-- start of MATERIAL FOR THE TASK --

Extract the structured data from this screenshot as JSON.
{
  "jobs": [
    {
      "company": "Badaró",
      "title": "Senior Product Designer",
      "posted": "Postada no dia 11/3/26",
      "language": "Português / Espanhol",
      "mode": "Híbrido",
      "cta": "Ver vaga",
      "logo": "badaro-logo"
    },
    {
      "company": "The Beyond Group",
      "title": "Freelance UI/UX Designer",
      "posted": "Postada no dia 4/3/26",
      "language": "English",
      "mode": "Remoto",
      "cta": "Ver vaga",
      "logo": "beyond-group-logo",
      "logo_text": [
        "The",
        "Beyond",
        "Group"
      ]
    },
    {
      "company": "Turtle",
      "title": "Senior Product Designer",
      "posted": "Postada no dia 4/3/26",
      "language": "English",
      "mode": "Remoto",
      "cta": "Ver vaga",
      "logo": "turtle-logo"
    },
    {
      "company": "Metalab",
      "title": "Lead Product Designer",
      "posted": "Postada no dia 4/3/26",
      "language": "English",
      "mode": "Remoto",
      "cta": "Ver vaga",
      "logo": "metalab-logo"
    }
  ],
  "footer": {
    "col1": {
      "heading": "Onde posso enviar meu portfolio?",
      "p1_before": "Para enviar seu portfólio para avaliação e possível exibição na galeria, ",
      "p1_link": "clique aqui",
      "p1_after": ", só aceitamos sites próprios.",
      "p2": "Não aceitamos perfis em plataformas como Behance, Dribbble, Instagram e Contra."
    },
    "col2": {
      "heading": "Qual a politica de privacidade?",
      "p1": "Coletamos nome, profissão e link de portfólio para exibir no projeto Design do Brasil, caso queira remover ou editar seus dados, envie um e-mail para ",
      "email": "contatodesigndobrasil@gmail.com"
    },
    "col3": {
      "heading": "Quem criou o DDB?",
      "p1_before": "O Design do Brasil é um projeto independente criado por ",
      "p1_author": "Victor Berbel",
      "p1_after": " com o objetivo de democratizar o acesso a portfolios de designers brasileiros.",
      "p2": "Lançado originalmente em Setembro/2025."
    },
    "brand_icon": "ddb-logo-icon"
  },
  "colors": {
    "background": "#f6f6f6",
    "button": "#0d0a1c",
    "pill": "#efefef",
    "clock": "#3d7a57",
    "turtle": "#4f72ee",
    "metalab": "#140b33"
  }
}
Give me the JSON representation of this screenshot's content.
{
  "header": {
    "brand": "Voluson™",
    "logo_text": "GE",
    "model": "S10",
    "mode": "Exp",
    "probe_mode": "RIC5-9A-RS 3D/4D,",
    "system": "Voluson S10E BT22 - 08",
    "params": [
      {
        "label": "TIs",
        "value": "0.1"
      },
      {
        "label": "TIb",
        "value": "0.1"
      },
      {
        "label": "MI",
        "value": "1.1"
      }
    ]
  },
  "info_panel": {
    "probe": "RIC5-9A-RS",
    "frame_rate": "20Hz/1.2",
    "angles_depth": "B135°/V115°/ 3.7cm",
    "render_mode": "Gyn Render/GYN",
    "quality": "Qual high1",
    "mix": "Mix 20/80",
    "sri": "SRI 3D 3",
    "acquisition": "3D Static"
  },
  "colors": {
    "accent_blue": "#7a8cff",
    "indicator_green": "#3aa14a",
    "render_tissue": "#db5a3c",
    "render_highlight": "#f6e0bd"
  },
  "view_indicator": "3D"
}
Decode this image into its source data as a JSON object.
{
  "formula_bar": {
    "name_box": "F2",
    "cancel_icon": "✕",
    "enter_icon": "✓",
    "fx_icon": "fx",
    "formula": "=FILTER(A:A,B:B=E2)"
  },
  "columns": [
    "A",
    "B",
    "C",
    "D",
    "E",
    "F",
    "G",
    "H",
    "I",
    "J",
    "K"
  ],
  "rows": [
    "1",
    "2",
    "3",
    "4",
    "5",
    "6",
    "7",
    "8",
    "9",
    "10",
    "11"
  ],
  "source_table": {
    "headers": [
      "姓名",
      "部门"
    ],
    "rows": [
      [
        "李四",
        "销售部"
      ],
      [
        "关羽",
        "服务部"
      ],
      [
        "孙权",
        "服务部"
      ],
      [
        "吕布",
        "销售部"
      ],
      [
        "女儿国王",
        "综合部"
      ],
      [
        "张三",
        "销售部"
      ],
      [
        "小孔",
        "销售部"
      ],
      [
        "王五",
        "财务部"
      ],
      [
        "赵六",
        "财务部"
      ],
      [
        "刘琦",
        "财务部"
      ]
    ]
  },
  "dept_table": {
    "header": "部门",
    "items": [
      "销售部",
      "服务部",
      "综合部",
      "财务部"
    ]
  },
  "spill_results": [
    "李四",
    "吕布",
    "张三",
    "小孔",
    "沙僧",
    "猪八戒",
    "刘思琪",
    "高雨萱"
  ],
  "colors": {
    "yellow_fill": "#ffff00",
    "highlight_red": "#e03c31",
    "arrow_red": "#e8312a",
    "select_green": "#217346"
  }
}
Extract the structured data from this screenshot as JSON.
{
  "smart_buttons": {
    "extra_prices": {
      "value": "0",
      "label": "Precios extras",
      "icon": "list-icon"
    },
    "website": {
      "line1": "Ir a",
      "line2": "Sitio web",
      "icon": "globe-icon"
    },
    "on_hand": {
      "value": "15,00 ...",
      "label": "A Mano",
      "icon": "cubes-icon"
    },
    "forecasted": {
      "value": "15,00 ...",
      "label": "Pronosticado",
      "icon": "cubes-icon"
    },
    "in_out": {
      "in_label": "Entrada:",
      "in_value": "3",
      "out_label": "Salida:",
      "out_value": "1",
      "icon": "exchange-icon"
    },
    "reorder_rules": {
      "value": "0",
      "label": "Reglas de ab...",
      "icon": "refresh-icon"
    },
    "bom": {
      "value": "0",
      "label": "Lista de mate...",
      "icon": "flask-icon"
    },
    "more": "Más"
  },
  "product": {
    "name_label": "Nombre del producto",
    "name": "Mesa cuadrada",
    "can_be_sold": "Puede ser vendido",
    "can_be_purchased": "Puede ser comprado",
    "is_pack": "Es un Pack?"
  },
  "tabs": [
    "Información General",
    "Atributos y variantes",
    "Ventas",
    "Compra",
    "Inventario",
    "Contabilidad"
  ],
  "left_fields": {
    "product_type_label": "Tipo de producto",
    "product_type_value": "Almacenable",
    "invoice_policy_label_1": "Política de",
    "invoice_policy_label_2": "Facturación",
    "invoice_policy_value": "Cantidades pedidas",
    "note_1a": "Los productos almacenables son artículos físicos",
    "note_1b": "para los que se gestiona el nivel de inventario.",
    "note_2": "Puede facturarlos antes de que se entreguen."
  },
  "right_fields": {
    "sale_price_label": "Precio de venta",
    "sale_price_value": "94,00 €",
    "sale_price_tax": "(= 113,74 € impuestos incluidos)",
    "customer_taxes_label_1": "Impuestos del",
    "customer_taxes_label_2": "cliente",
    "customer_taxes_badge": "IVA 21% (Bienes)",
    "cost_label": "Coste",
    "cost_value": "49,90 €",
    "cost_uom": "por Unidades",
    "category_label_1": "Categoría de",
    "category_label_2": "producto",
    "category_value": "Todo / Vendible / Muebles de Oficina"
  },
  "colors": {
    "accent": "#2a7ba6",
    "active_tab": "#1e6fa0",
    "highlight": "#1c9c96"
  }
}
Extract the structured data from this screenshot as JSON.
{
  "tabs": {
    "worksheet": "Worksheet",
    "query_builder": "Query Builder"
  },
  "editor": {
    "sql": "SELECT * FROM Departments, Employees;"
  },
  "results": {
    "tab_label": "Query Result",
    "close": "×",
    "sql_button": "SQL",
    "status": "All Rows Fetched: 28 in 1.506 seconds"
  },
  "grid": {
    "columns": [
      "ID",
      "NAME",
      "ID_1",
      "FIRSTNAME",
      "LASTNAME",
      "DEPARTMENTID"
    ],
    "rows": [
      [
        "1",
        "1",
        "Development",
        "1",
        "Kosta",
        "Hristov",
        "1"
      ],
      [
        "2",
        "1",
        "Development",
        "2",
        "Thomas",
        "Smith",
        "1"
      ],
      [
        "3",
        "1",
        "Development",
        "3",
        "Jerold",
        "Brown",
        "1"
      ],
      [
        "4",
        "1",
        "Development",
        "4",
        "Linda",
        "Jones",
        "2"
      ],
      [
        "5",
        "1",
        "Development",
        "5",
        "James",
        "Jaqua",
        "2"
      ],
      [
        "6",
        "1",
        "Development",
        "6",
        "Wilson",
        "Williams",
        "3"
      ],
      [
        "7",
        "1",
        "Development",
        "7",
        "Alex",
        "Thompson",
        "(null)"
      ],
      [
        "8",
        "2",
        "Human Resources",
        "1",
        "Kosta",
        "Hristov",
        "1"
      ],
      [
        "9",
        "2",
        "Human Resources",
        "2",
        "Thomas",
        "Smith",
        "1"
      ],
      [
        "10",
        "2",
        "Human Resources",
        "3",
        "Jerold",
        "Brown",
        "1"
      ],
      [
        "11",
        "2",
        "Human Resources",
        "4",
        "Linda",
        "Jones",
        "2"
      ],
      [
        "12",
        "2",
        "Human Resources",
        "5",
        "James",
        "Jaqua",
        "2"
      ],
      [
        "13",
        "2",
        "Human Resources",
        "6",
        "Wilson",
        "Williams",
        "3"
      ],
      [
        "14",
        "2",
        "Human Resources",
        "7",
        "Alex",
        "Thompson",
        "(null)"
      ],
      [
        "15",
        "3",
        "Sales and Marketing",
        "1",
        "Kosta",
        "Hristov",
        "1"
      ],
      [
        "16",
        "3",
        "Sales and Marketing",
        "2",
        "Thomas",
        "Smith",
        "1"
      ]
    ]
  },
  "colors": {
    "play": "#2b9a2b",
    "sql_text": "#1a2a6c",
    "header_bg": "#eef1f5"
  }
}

-- end of MATERIAL FOR THE TASK --

* JOB: Each line holding "Voluson" must be found and copied.

* OUTPUT FOR THIS TASK:
    "brand": "Voluson™",
    "system": "Voluson S10E BT22 - 08",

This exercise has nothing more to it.